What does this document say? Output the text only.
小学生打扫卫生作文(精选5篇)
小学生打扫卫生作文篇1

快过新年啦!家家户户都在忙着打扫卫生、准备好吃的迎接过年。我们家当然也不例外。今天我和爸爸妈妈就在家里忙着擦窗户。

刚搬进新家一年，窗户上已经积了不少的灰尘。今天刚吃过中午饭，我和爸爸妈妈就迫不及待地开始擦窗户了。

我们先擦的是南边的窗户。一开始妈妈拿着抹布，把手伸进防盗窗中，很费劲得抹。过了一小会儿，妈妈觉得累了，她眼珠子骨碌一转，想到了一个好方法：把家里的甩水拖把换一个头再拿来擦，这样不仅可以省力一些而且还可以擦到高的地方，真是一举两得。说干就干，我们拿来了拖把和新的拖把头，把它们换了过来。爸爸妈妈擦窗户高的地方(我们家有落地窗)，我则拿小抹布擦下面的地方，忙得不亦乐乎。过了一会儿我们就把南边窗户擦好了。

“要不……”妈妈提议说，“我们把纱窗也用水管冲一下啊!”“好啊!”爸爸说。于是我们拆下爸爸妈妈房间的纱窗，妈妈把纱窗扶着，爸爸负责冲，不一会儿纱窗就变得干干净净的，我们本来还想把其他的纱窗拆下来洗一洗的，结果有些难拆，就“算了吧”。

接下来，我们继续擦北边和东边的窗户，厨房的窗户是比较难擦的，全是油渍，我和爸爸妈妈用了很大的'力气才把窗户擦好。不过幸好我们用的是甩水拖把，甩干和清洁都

**Given request**.
Your task is to repeat every entry exactly.

**Final answer**.
What does this document say? Output the text only.
小学生打扫卫生作文(精选5篇)
小学生打扫卫生作文篇1

快过新年啦!家家户户都在忙着打扫卫生、准备好吃的迎接过年。我们家当然也不例外。今天我和爸爸妈妈就在家里忙着擦窗户。

刚搬进新家一年，窗户上已经积了不少的灰尘。今天刚吃过中午饭，我和爸爸妈妈就迫不及待地开始擦窗户了。

我们先擦的是南边的窗户。一开始妈妈拿着抹布，把手伸进防盗窗中，很费劲得抹。过了一小会儿，妈妈觉得累了，她眼珠子骨碌一转，想到了一个好方法：把家里的甩水拖把换一个头再拿来擦，这样不仅可以省力一些而且还可以擦到高的地方，真是一举两得。说干就干，我们拿来了拖把和新的拖把头，把它们换了过来。爸爸妈妈擦窗户高的地方(我们家有落地窗)，我则拿小抹布擦下面的地方，忙得不亦乐乎。过了一会儿我们就把南边窗户擦好了。

“要不……”妈妈提议说，“我们把纱窗也用水管冲一下啊!”“好啊!”爸爸说。于是我们拆下爸爸妈妈房间的纱窗，妈妈把纱窗扶着，爸爸负责冲，不一会儿纱窗就变得干干净净的，我们本来还想把其他的纱窗拆下来洗一洗的，结果有些难拆，就“算了吧”。

接下来，我们继续擦北边和东边的窗户，厨房的窗户是比较难擦的，全是油渍，我和爸爸妈妈用了很大的'力气才把窗户擦好。不过幸好我们用的是甩水拖把，甩干和清洁都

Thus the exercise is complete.